Count how many lines of the material hold "Luật". Respond with that number alone.

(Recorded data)
## Start
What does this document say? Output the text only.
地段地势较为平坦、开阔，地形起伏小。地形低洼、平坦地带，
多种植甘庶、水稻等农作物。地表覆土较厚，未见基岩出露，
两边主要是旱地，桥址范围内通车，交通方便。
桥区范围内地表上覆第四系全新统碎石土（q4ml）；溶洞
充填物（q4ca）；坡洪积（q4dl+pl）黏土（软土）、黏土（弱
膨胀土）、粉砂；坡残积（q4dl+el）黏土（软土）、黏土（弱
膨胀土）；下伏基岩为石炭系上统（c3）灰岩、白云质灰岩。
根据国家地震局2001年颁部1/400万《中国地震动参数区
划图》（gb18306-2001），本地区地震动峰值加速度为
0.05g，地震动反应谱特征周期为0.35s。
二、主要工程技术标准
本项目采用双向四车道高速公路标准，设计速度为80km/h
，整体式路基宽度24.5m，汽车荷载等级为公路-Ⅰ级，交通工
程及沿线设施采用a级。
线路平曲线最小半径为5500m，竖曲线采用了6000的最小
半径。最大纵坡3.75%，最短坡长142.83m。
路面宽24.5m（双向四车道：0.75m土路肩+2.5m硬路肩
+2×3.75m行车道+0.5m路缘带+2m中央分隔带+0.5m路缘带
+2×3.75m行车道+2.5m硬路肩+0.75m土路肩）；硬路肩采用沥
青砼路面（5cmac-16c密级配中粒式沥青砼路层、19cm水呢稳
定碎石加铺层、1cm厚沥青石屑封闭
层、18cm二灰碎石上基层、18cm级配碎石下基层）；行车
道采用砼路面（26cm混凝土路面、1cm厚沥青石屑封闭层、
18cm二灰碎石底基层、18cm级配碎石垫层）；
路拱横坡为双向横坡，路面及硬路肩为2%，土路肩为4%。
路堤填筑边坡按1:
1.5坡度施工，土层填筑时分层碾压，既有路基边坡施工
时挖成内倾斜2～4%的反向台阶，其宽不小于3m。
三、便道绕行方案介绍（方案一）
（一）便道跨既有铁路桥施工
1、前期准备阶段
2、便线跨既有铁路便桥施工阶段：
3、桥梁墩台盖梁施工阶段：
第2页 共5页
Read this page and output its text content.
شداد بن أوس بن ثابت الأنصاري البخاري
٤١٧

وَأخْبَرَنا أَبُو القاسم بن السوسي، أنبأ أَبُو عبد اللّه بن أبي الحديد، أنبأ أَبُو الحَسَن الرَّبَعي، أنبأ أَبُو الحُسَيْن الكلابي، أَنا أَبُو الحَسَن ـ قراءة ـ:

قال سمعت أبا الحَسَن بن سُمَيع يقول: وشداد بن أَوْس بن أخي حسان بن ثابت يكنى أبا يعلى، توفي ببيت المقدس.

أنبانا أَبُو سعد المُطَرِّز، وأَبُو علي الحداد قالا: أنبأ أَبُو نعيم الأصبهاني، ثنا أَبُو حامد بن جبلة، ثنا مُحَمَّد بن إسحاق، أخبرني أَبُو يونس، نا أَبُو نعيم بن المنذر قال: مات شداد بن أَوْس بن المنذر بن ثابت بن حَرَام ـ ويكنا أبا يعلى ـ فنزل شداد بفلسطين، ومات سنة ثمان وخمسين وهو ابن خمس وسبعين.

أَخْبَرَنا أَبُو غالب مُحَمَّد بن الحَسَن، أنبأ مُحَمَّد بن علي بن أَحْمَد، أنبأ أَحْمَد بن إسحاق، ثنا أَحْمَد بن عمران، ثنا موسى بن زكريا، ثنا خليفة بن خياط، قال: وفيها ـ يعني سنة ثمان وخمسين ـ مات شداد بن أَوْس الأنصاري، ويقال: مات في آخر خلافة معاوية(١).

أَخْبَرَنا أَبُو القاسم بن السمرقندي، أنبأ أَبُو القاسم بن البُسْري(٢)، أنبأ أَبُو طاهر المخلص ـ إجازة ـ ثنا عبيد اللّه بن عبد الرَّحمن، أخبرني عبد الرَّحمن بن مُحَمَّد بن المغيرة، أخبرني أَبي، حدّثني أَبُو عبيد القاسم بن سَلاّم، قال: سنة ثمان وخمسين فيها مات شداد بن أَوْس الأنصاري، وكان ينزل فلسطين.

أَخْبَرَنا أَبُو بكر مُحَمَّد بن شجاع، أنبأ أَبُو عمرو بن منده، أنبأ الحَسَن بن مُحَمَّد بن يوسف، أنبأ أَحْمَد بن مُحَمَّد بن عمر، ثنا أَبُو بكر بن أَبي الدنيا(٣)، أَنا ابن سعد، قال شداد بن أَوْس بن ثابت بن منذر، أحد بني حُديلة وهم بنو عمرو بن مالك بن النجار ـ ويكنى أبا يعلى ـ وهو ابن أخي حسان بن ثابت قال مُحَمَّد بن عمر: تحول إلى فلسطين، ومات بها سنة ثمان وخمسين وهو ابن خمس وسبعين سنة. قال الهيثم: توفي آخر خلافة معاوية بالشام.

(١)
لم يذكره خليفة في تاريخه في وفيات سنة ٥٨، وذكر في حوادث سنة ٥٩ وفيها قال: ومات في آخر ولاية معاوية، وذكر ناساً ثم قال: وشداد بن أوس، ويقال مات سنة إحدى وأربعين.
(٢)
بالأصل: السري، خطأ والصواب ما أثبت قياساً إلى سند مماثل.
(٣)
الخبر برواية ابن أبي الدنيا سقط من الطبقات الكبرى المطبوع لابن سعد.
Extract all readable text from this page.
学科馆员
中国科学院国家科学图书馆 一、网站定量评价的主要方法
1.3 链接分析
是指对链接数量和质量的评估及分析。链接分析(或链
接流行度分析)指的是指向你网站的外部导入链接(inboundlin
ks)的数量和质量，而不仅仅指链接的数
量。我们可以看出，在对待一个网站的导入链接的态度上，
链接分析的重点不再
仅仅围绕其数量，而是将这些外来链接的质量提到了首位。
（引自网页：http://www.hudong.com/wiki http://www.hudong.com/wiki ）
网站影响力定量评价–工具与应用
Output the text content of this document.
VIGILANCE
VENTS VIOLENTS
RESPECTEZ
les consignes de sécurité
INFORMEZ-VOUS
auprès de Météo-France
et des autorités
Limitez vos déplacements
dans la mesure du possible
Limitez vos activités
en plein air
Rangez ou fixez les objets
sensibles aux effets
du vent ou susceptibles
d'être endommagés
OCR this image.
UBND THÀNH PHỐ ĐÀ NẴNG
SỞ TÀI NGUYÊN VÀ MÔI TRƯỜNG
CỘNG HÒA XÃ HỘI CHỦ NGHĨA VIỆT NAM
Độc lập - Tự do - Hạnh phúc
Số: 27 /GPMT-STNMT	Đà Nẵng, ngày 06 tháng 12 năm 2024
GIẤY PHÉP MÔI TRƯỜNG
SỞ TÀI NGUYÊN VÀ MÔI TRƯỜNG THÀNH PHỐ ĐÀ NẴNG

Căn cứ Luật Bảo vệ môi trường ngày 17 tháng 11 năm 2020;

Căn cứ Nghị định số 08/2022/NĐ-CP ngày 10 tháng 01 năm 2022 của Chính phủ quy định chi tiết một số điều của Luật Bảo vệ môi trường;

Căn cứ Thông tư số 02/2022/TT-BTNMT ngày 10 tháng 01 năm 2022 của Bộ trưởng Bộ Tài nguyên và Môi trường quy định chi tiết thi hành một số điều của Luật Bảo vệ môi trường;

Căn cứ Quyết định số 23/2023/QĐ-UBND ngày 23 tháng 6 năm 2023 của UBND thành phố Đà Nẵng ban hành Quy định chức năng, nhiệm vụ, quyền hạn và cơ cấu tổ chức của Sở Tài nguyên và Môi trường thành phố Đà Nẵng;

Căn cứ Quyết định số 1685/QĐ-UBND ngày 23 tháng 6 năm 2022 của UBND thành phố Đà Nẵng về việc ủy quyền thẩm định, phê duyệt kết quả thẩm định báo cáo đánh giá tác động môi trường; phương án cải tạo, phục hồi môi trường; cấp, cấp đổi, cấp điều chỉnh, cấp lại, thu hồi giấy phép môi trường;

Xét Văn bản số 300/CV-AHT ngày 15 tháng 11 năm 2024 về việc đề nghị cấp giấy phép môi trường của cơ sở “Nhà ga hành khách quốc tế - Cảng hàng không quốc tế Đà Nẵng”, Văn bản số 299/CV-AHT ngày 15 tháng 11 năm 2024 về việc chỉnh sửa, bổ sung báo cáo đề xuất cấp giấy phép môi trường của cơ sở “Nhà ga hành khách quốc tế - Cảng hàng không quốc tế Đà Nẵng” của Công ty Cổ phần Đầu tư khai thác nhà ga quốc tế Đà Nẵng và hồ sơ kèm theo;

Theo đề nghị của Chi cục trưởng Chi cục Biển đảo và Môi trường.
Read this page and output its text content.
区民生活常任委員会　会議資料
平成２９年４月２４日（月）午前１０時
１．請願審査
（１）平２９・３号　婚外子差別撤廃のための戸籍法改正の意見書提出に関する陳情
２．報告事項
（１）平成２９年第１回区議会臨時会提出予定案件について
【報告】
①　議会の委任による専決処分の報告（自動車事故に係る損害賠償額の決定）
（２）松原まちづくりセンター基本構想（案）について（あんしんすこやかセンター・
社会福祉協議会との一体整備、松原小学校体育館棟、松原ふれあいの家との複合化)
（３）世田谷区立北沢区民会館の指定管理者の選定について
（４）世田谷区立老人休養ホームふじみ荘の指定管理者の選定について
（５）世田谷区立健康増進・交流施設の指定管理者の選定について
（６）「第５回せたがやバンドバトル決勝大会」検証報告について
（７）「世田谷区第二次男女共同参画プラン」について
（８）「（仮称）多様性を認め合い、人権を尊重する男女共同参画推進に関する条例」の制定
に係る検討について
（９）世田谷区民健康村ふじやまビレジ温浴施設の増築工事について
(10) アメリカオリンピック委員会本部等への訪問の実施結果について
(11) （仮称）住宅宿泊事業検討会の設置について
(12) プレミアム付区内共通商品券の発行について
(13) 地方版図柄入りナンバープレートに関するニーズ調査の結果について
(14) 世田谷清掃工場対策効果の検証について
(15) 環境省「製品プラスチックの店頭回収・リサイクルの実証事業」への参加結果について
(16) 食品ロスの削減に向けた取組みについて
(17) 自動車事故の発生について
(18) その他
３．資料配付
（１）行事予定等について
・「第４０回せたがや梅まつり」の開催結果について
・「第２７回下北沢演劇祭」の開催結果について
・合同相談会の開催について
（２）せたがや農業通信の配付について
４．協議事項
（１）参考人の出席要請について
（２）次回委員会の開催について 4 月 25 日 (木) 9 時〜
## End
- Full response: 3